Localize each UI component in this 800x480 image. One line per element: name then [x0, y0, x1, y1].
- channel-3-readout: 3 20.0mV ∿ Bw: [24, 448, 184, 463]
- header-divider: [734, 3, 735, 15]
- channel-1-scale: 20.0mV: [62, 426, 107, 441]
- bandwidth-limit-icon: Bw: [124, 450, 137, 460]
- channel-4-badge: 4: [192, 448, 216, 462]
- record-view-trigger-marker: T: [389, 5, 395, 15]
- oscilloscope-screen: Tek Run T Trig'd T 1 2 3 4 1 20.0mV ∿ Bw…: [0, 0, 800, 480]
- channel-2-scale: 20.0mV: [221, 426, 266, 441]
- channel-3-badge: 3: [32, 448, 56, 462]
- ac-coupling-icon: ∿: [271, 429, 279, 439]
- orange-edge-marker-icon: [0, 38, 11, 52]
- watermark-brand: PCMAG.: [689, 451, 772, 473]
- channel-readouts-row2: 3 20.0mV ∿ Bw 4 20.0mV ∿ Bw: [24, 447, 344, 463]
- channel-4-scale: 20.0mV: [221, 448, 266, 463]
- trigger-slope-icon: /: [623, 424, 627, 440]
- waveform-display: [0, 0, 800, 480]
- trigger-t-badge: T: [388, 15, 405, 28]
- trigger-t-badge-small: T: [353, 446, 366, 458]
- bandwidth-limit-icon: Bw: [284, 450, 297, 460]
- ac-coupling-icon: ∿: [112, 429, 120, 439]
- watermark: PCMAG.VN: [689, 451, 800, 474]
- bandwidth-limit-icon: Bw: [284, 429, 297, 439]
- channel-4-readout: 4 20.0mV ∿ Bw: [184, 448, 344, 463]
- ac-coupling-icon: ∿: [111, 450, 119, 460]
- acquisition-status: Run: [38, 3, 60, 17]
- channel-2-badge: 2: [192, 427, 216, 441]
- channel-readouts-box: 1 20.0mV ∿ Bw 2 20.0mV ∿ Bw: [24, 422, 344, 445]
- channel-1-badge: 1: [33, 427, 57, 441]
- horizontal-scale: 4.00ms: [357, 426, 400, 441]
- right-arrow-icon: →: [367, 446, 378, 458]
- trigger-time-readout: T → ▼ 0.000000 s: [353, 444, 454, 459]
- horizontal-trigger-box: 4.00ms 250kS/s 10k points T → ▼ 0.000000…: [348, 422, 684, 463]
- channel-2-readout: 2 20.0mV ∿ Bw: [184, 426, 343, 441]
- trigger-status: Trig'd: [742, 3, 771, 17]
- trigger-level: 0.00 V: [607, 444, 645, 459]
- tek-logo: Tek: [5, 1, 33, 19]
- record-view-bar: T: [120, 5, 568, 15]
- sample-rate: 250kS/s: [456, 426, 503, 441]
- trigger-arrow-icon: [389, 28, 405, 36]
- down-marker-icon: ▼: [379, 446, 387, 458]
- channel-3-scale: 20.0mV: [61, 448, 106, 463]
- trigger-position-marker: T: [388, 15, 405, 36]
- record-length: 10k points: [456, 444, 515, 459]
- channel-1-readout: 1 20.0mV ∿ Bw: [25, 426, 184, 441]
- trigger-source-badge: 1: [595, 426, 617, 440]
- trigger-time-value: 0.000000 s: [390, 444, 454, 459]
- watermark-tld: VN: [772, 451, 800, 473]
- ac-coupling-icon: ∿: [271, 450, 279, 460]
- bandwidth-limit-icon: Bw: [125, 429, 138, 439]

________________________

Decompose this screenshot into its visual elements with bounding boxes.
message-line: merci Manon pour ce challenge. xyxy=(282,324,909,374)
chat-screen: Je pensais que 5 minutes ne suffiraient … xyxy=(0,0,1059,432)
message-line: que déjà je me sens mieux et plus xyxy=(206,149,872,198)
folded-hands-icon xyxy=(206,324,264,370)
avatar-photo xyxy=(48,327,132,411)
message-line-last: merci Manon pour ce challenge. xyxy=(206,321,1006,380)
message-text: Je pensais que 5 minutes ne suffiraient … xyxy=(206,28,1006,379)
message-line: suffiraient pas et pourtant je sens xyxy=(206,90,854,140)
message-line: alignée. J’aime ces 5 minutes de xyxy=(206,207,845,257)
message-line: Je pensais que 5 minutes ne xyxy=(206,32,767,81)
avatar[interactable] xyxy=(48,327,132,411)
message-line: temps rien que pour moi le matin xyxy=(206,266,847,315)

________________________

• What is expected:
Retype the entries from the line with "Localize each UI" to the line with "- trigger-level: 0.00 V: [607, 444, 645, 459]", both included, without changing anything.

• Answer to the exercise:
Localize each UI component in this 800x480 image. One line per element: name then [x0, y0, x1, y1].
- channel-3-readout: 3 20.0mV ∿ Bw: [24, 448, 184, 463]
- header-divider: [734, 3, 735, 15]
- channel-1-scale: 20.0mV: [62, 426, 107, 441]
- bandwidth-limit-icon: Bw: [124, 450, 137, 460]
- channel-4-badge: 4: [192, 448, 216, 462]
- record-view-trigger-marker: T: [389, 5, 395, 15]
- oscilloscope-screen: Tek Run T Trig'd T 1 2 3 4 1 20.0mV ∿ Bw…: [0, 0, 800, 480]
- channel-2-scale: 20.0mV: [221, 426, 266, 441]
- channel-3-badge: 3: [32, 448, 56, 462]
- ac-coupling-icon: ∿: [271, 429, 279, 439]
- orange-edge-marker-icon: [0, 38, 11, 52]
- watermark-brand: PCMAG.: [689, 451, 772, 473]
- channel-readouts-row2: 3 20.0mV ∿ Bw 4 20.0mV ∿ Bw: [24, 447, 344, 463]
- channel-4-scale: 20.0mV: [221, 448, 266, 463]
- trigger-slope-icon: /: [623, 424, 627, 440]
- waveform-display: [0, 0, 800, 480]
- trigger-t-badge: T: [388, 15, 405, 28]
- trigger-t-badge-small: T: [353, 446, 366, 458]
- bandwidth-limit-icon: Bw: [284, 450, 297, 460]
- ac-coupling-icon: ∿: [112, 429, 120, 439]
- watermark: PCMAG.VN: [689, 451, 800, 474]
- bandwidth-limit-icon: Bw: [284, 429, 297, 439]
- channel-4-readout: 4 20.0mV ∿ Bw: [184, 448, 344, 463]
- ac-coupling-icon: ∿: [111, 450, 119, 460]
- acquisition-status: Run: [38, 3, 60, 17]
- channel-2-badge: 2: [192, 427, 216, 441]
- channel-readouts-box: 1 20.0mV ∿ Bw 2 20.0mV ∿ Bw: [24, 422, 344, 445]
- channel-1-badge: 1: [33, 427, 57, 441]
- horizontal-scale: 4.00ms: [357, 426, 400, 441]
- right-arrow-icon: →: [367, 446, 378, 458]
- trigger-time-readout: T → ▼ 0.000000 s: [353, 444, 454, 459]
- horizontal-trigger-box: 4.00ms 250kS/s 10k points T → ▼ 0.000000…: [348, 422, 684, 463]
- channel-2-readout: 2 20.0mV ∿ Bw: [184, 426, 343, 441]
- trigger-status: Trig'd: [742, 3, 771, 17]
- trigger-level: 0.00 V: [607, 444, 645, 459]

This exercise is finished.